**GIVEN PROBLEM:** Retype all material exactly. Pictures stay out of the copy.

**PROVIDED DATA:**

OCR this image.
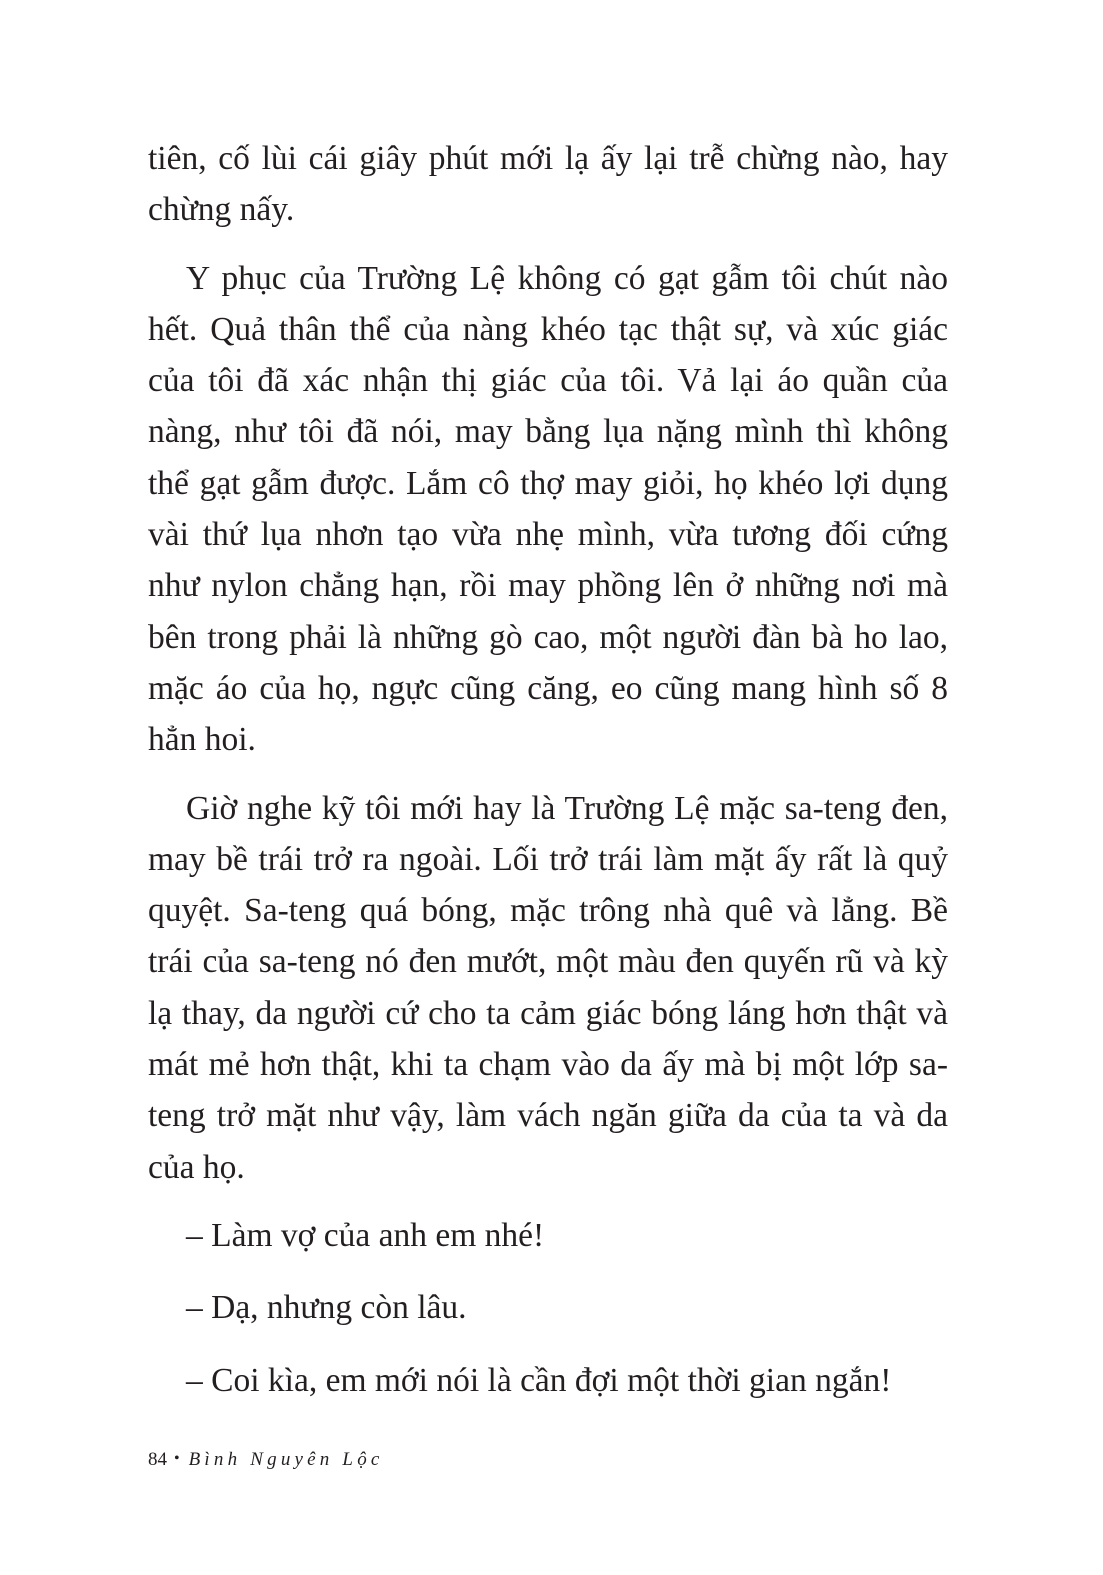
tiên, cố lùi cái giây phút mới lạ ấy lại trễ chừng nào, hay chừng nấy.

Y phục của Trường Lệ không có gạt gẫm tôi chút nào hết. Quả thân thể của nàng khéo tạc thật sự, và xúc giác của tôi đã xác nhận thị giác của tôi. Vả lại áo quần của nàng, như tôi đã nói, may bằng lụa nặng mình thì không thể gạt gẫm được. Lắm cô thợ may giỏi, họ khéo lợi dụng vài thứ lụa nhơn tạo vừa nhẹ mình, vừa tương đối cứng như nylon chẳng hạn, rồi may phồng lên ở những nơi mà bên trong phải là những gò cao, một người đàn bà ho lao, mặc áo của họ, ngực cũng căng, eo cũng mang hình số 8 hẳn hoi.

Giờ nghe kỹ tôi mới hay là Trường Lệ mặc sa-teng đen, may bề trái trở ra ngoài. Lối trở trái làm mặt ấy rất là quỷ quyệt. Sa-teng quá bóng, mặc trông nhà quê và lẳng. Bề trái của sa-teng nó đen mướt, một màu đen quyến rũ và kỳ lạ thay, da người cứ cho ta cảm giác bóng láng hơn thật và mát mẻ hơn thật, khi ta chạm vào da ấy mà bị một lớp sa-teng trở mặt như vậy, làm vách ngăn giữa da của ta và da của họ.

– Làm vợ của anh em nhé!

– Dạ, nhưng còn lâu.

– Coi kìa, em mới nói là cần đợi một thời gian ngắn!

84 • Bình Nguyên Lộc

**SOLUTION BELOW:**
OCR this image.
tiên, cố lùi cái giây phút mới lạ ấy lại trễ chừng nào, hay chừng nấy.

Y phục của Trường Lệ không có gạt gẫm tôi chút nào hết. Quả thân thể của nàng khéo tạc thật sự, và xúc giác của tôi đã xác nhận thị giác của tôi. Vả lại áo quần của nàng, như tôi đã nói, may bằng lụa nặng mình thì không thể gạt gẫm được. Lắm cô thợ may giỏi, họ khéo lợi dụng vài thứ lụa nhơn tạo vừa nhẹ mình, vừa tương đối cứng như nylon chẳng hạn, rồi may phồng lên ở những nơi mà bên trong phải là những gò cao, một người đàn bà ho lao, mặc áo của họ, ngực cũng căng, eo cũng mang hình số 8 hẳn hoi.

Giờ nghe kỹ tôi mới hay là Trường Lệ mặc sa-teng đen, may bề trái trở ra ngoài. Lối trở trái làm mặt ấy rất là quỷ quyệt. Sa-teng quá bóng, mặc trông nhà quê và lẳng. Bề trái của sa-teng nó đen mướt, một màu đen quyến rũ và kỳ lạ thay, da người cứ cho ta cảm giác bóng láng hơn thật và mát mẻ hơn thật, khi ta chạm vào da ấy mà bị một lớp sa-teng trở mặt như vậy, làm vách ngăn giữa da của ta và da của họ.

– Làm vợ của anh em nhé!

– Dạ, nhưng còn lâu.

– Coi kìa, em mới nói là cần đợi một thời gian ngắn!

84 • Bình Nguyên Lộc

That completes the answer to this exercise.